→ **Directions**
Repeat every line below exactly as it reads.

##############################

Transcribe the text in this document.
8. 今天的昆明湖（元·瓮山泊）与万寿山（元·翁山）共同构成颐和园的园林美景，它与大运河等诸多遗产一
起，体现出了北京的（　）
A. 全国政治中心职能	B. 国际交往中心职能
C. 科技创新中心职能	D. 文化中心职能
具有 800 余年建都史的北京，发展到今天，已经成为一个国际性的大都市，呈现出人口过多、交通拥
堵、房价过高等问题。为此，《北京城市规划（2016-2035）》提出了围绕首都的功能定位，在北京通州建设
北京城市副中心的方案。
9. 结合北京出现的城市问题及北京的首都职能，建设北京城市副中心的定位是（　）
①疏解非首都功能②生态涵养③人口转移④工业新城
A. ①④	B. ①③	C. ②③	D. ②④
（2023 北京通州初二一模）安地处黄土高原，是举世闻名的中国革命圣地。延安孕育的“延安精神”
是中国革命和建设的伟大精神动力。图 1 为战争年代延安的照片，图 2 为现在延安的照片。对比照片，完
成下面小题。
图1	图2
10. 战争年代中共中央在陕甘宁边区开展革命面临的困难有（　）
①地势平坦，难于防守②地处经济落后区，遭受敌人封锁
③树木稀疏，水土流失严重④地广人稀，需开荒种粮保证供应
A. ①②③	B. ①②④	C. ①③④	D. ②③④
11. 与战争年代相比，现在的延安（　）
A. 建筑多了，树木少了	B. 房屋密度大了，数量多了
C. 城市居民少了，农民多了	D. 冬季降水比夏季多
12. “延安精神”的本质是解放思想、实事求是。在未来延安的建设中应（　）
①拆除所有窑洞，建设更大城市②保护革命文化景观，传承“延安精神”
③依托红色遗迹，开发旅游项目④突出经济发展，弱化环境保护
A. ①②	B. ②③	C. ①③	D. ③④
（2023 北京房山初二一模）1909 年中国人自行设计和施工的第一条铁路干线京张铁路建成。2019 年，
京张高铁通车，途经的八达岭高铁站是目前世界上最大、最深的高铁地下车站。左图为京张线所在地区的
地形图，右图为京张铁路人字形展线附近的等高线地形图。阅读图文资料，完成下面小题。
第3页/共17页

##############################

→ **Final answer**
Transcribe the text in this document.
8. 今天的昆明湖（元·瓮山泊）与万寿山（元·翁山）共同构成颐和园的园林美景，它与大运河等诸多遗产一
起，体现出了北京的（　）
A. 全国政治中心职能	B. 国际交往中心职能
C. 科技创新中心职能	D. 文化中心职能
具有 800 余年建都史的北京，发展到今天，已经成为一个国际性的大都市，呈现出人口过多、交通拥
堵、房价过高等问题。为此，《北京城市规划（2016-2035）》提出了围绕首都的功能定位，在北京通州建设
北京城市副中心的方案。
9. 结合北京出现的城市问题及北京的首都职能，建设北京城市副中心的定位是（　）
①疏解非首都功能②生态涵养③人口转移④工业新城
A. ①④	B. ①③	C. ②③	D. ②④
（2023 北京通州初二一模）安地处黄土高原，是举世闻名的中国革命圣地。延安孕育的“延安精神”
是中国革命和建设的伟大精神动力。图 1 为战争年代延安的照片，图 2 为现在延安的照片。对比照片，完
成下面小题。
图1	图2
10. 战争年代中共中央在陕甘宁边区开展革命面临的困难有（　）
①地势平坦，难于防守②地处经济落后区，遭受敌人封锁
③树木稀疏，水土流失严重④地广人稀，需开荒种粮保证供应
A. ①②③	B. ①②④	C. ①③④	D. ②③④
11. 与战争年代相比，现在的延安（　）
A. 建筑多了，树木少了	B. 房屋密度大了，数量多了
C. 城市居民少了，农民多了	D. 冬季降水比夏季多
12. “延安精神”的本质是解放思想、实事求是。在未来延安的建设中应（　）
①拆除所有窑洞，建设更大城市②保护革命文化景观，传承“延安精神”
③依托红色遗迹，开发旅游项目④突出经济发展，弱化环境保护
A. ①②	B. ②③	C. ①③	D. ③④
（2023 北京房山初二一模）1909 年中国人自行设计和施工的第一条铁路干线京张铁路建成。2019 年，
京张高铁通车，途经的八达岭高铁站是目前世界上最大、最深的高铁地下车站。左图为京张线所在地区的
地形图，右图为京张铁路人字形展线附近的等高线地形图。阅读图文资料，完成下面小题。
第3页/共17页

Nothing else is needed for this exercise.